Material for the task |
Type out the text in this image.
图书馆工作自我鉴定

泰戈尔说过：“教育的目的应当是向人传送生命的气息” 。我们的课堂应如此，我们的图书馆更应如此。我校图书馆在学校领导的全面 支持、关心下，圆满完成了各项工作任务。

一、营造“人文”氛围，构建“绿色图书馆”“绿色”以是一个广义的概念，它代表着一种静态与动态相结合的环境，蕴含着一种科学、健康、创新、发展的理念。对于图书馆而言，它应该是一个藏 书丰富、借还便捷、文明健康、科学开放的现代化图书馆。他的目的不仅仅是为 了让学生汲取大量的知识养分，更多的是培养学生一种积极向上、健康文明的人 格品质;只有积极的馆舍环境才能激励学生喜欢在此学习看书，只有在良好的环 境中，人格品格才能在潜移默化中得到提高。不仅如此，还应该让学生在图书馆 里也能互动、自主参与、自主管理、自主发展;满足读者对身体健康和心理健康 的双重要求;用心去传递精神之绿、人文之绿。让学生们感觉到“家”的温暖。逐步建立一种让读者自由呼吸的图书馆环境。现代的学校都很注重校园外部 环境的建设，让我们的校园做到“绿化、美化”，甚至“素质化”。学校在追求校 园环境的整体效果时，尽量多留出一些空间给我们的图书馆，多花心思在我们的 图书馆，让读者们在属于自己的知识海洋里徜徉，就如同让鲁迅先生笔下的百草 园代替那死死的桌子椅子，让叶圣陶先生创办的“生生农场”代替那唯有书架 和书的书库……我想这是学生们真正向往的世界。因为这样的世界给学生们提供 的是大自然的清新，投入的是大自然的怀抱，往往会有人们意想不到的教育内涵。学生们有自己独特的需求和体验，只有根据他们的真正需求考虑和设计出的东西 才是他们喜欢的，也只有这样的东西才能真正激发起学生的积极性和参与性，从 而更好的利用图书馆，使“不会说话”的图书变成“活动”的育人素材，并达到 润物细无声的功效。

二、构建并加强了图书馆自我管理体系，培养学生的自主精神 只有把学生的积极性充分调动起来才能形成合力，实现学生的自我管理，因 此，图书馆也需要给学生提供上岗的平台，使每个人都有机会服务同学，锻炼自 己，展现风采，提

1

Exercise description |
The listing above must be transcribed exactly, line by line.

Final result |
Type out the text in this image.
图书馆工作自我鉴定

泰戈尔说过：“教育的目的应当是向人传送生命的气息” 。我们的课堂应如此，我们的图书馆更应如此。我校图书馆在学校领导的全面 支持、关心下，圆满完成了各项工作任务。

一、营造“人文”氛围，构建“绿色图书馆”“绿色”以是一个广义的概念，它代表着一种静态与动态相结合的环境，蕴含着一种科学、健康、创新、发展的理念。对于图书馆而言，它应该是一个藏 书丰富、借还便捷、文明健康、科学开放的现代化图书馆。他的目的不仅仅是为 了让学生汲取大量的知识养分，更多的是培养学生一种积极向上、健康文明的人 格品质;只有积极的馆舍环境才能激励学生喜欢在此学习看书，只有在良好的环 境中，人格品格才能在潜移默化中得到提高。不仅如此，还应该让学生在图书馆 里也能互动、自主参与、自主管理、自主发展;满足读者对身体健康和心理健康 的双重要求;用心去传递精神之绿、人文之绿。让学生们感觉到“家”的温暖。逐步建立一种让读者自由呼吸的图书馆环境。现代的学校都很注重校园外部 环境的建设，让我们的校园做到“绿化、美化”，甚至“素质化”。学校在追求校 园环境的整体效果时，尽量多留出一些空间给我们的图书馆，多花心思在我们的 图书馆，让读者们在属于自己的知识海洋里徜徉，就如同让鲁迅先生笔下的百草 园代替那死死的桌子椅子，让叶圣陶先生创办的“生生农场”代替那唯有书架 和书的书库……我想这是学生们真正向往的世界。因为这样的世界给学生们提供 的是大自然的清新，投入的是大自然的怀抱，往往会有人们意想不到的教育内涵。学生们有自己独特的需求和体验，只有根据他们的真正需求考虑和设计出的东西 才是他们喜欢的，也只有这样的东西才能真正激发起学生的积极性和参与性，从 而更好的利用图书馆，使“不会说话”的图书变成“活动”的育人素材，并达到 润物细无声的功效。

二、构建并加强了图书馆自我管理体系，培养学生的自主精神 只有把学生的积极性充分调动起来才能形成合力，实现学生的自我管理，因 此，图书馆也需要给学生提供上岗的平台，使每个人都有机会服务同学，锻炼自 己，展现风采，提

1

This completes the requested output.